═══ Data shown ═══
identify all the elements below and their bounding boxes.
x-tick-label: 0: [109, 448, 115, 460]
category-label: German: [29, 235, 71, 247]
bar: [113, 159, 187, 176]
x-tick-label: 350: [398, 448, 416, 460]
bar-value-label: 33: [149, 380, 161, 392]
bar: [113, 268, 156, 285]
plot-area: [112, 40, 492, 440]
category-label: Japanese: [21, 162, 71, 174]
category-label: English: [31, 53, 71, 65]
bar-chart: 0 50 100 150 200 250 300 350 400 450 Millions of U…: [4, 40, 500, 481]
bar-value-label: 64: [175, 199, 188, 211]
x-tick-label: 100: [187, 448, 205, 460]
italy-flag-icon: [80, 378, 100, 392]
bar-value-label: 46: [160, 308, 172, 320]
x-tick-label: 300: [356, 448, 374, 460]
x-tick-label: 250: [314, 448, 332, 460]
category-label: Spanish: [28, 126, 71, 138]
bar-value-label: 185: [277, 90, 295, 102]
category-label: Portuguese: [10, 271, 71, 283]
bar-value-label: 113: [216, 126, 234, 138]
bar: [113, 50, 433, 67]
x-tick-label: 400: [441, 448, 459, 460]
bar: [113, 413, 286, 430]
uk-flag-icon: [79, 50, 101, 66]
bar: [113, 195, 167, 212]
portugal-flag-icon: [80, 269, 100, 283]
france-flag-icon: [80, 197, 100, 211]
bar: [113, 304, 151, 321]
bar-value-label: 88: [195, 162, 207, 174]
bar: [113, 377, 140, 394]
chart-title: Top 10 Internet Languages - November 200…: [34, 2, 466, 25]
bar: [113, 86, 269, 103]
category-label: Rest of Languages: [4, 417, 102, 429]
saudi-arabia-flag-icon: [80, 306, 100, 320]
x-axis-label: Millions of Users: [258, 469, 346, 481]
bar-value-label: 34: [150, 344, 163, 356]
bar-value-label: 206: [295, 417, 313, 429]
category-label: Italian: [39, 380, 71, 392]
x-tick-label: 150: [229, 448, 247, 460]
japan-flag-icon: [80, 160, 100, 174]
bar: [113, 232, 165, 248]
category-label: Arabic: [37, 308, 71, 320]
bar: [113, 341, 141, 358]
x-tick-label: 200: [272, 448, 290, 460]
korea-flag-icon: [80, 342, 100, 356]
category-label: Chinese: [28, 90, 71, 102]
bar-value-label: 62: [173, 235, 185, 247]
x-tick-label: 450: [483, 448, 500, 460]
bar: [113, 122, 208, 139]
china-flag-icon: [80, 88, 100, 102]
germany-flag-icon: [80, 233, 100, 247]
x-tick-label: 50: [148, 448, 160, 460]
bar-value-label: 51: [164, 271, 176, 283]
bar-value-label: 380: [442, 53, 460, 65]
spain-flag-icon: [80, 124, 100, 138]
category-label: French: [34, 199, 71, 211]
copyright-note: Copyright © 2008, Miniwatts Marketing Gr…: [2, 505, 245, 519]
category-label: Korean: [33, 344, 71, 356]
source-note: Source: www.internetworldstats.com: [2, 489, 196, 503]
═══
[What you need to do] Rewrite the listing above, replacing every occurrence of "category-label" with "y-tick-label" and keeping everything else the same.

[Answer to this problem]
identify all the elements below and their bounding boxes.
x-tick-label: 0: [109, 448, 115, 460]
y-tick-label: German: [29, 235, 71, 247]
bar: [113, 159, 187, 176]
x-tick-label: 350: [398, 448, 416, 460]
bar-value-label: 33: [149, 380, 161, 392]
bar: [113, 268, 156, 285]
plot-area: [112, 40, 492, 440]
y-tick-label: Japanese: [21, 162, 71, 174]
y-tick-label: English: [31, 53, 71, 65]
bar-chart: 0 50 100 150 200 250 300 350 400 450 Millions of U…: [4, 40, 500, 481]
bar-value-label: 64: [175, 199, 188, 211]
x-tick-label: 100: [187, 448, 205, 460]
italy-flag-icon: [80, 378, 100, 392]
bar-value-label: 46: [160, 308, 172, 320]
x-tick-label: 300: [356, 448, 374, 460]
x-tick-label: 250: [314, 448, 332, 460]
y-tick-label: Spanish: [28, 126, 71, 138]
bar-value-label: 185: [277, 90, 295, 102]
y-tick-label: Portuguese: [10, 271, 71, 283]
bar-value-label: 113: [216, 126, 234, 138]
bar: [113, 50, 433, 67]
x-tick-label: 400: [441, 448, 459, 460]
bar: [113, 413, 286, 430]
uk-flag-icon: [79, 50, 101, 66]
bar: [113, 195, 167, 212]
portugal-flag-icon: [80, 269, 100, 283]
france-flag-icon: [80, 197, 100, 211]
bar: [113, 304, 151, 321]
bar-value-label: 88: [195, 162, 207, 174]
bar: [113, 377, 140, 394]
chart-title: Top 10 Internet Languages - November 200…: [34, 2, 466, 25]
bar: [113, 86, 269, 103]
y-tick-label: Rest of Languages: [4, 417, 102, 429]
saudi-arabia-flag-icon: [80, 306, 100, 320]
x-axis-label: Millions of Users: [258, 469, 346, 481]
bar-value-label: 34: [150, 344, 163, 356]
bar-value-label: 206: [295, 417, 313, 429]
y-tick-label: Italian: [39, 380, 71, 392]
x-tick-label: 150: [229, 448, 247, 460]
japan-flag-icon: [80, 160, 100, 174]
bar: [113, 232, 165, 248]
y-tick-label: Arabic: [37, 308, 71, 320]
bar: [113, 341, 141, 358]
x-tick-label: 200: [272, 448, 290, 460]
korea-flag-icon: [80, 342, 100, 356]
y-tick-label: Chinese: [28, 90, 71, 102]
bar-value-label: 62: [173, 235, 185, 247]
x-tick-label: 450: [483, 448, 500, 460]
bar: [113, 122, 208, 139]
china-flag-icon: [80, 88, 100, 102]
germany-flag-icon: [80, 233, 100, 247]
x-tick-label: 50: [148, 448, 160, 460]
bar-value-label: 51: [164, 271, 176, 283]
bar-value-label: 380: [442, 53, 460, 65]
spain-flag-icon: [80, 124, 100, 138]
y-tick-label: French: [34, 199, 71, 211]
copyright-note: Copyright © 2008, Miniwatts Marketing Gr…: [2, 505, 245, 519]
y-tick-label: Korean: [33, 344, 71, 356]
source-note: Source: www.internetworldstats.com: [2, 489, 196, 503]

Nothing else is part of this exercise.